**Work to complete**
Count how many lines in the items below contain the string "question", matching case exactly. Give only the number.

[Stored entries]

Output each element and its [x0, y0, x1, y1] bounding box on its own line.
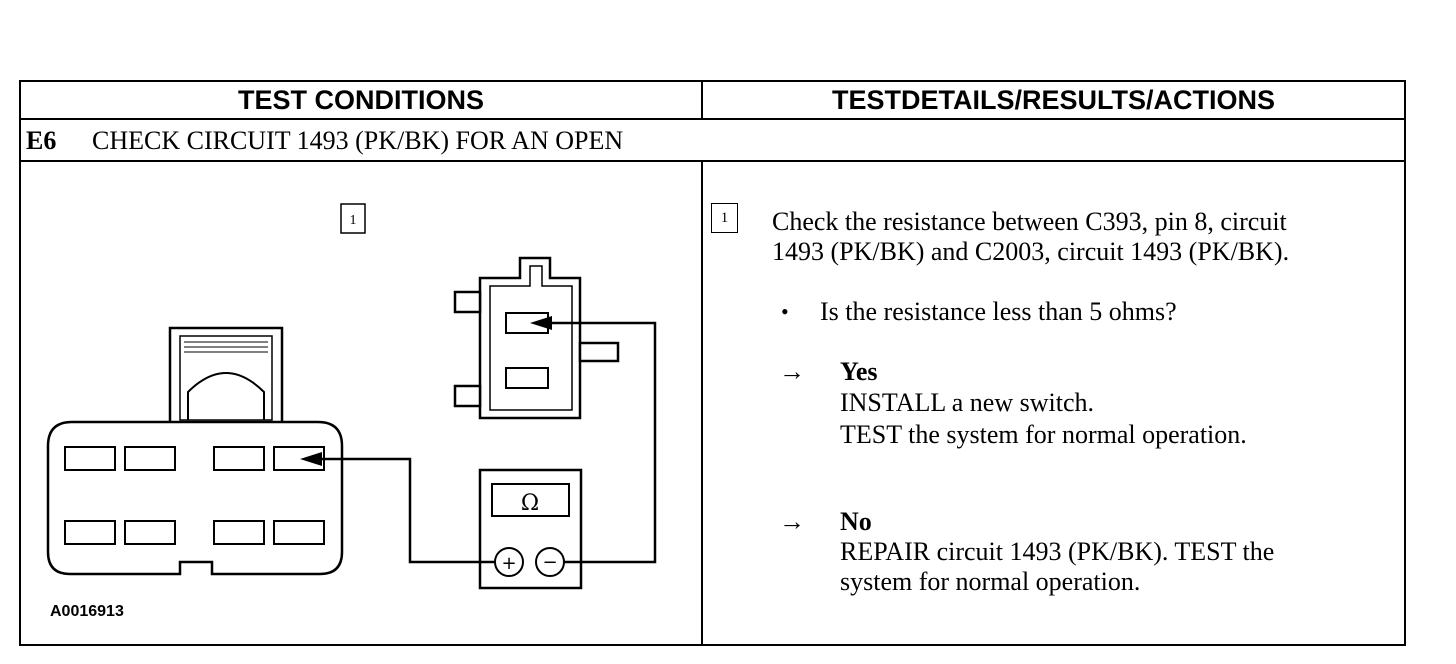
- ohmmeter: [478, 468, 583, 590]
- negative-lead: [540, 321, 657, 564]
- body-column-divider: [701, 160, 703, 646]
- header-divider: [19, 118, 1406, 120]
- instruction-line-1: Check the resistance between C393, pin 8…: [772, 207, 1287, 236]
- details-step-marker: 1: [711, 203, 738, 233]
- yes-action-line-1: INSTALL a new switch.: [840, 388, 1095, 417]
- positive-probe-arrow: [300, 452, 322, 466]
- step-row: E6 CHECK CIRCUIT 1493 (PK/BK) FOR AN OPE…: [26, 122, 623, 160]
- figure-step-marker-box: [340, 203, 366, 234]
- step-title: CHECK CIRCUIT 1493 (PK/BK) FOR AN OPEN: [92, 126, 624, 155]
- no-action-line-2: system for normal operation.: [840, 567, 1141, 596]
- instruction-line-2: 1493 (PK/BK) and C2003, circuit 1493 (PK…: [772, 237, 1290, 266]
- question-bullet: •: [781, 299, 789, 324]
- yes-action-line-2: TEST the system for normal operation.: [840, 420, 1247, 449]
- positive-lead: [310, 457, 495, 564]
- negative-probe-arrow: [530, 316, 552, 330]
- yes-label: Yes: [840, 357, 878, 386]
- test-diagram: 1 Ω + −: [46, 203, 657, 590]
- header-test-details: TESTDETAILS/RESULTS/ACTIONS: [831, 84, 1275, 115]
- yes-arrow: →: [779, 357, 805, 386]
- positive-terminal: +: [501, 553, 516, 574]
- ohm-symbol: Ω: [521, 491, 539, 516]
- step-divider: [19, 160, 1406, 162]
- header-test-conditions: TEST CONDITIONS: [237, 84, 484, 115]
- test-table: [19, 80, 1406, 646]
- no-action-line-1: REPAIR circuit 1493 (PK/BK). TEST the: [840, 537, 1275, 566]
- connector-c2003: [453, 256, 620, 420]
- no-arrow: →: [779, 507, 805, 536]
- question-text: Is the resistance less than 5 ohms?: [820, 297, 1177, 326]
- figure-id: A0016913: [50, 603, 124, 620]
- negative-terminal: −: [542, 552, 557, 573]
- no-label: No: [840, 507, 872, 536]
- figure-step-marker: 1: [350, 213, 357, 228]
- step-id: E6: [26, 126, 57, 155]
- header-column-divider: [701, 80, 703, 120]
- connector-c393: [46, 326, 344, 576]
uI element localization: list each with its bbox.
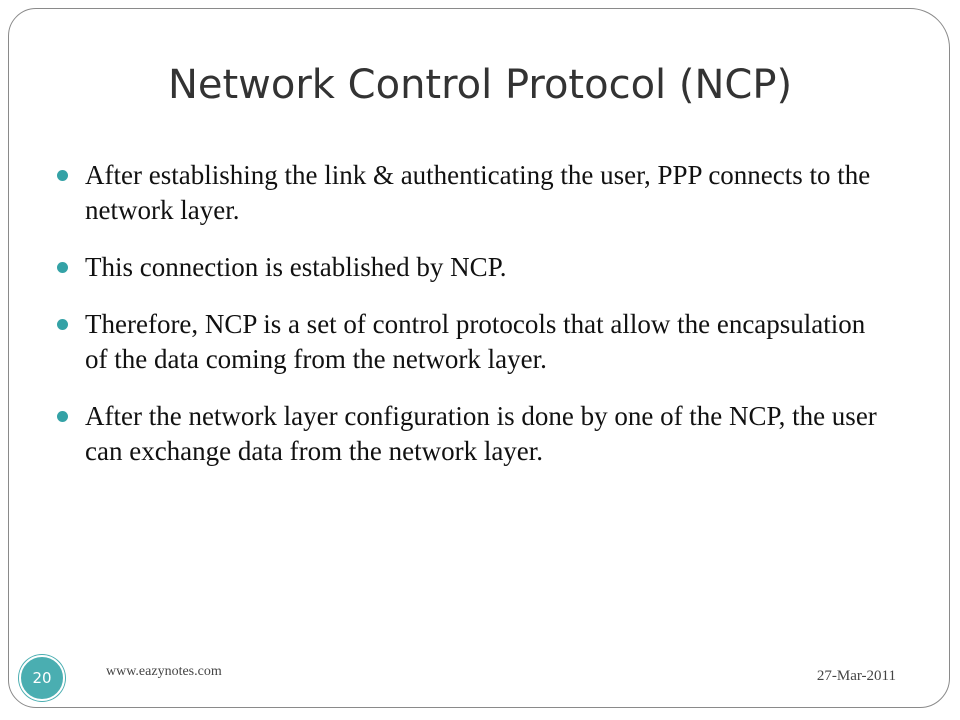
bullet-item: After establishing the link & authentica… [53,158,893,228]
bullet-dot-icon [57,319,68,330]
bullet-text: After establishing the link & authentica… [85,160,871,225]
footer-url: www.eazynotes.com [106,664,222,679]
slide-title: Network Control Protocol (NCP) [167,62,793,108]
bullet-item: Therefore, NCP is a set of control proto… [53,307,893,377]
slide-number-badge: 20 [19,655,65,701]
bullet-dot-icon [57,170,68,181]
footer-date: 27-Mar-2011 [816,668,896,684]
bullet-text: After the network layer configuration is… [85,401,877,466]
bullet-list: After establishing the link & authentica… [53,158,893,491]
bullet-text: This connection is established by NCP. [85,252,507,282]
bullet-dot-icon [57,262,68,273]
bullet-text: Therefore, NCP is a set of control proto… [85,309,866,374]
bullet-item: This connection is established by NCP. [53,250,893,285]
slide-frame [8,8,950,708]
bullet-item: After the network layer configuration is… [53,399,893,469]
bullet-dot-icon [57,411,68,422]
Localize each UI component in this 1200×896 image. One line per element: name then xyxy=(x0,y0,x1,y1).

**Output below**
2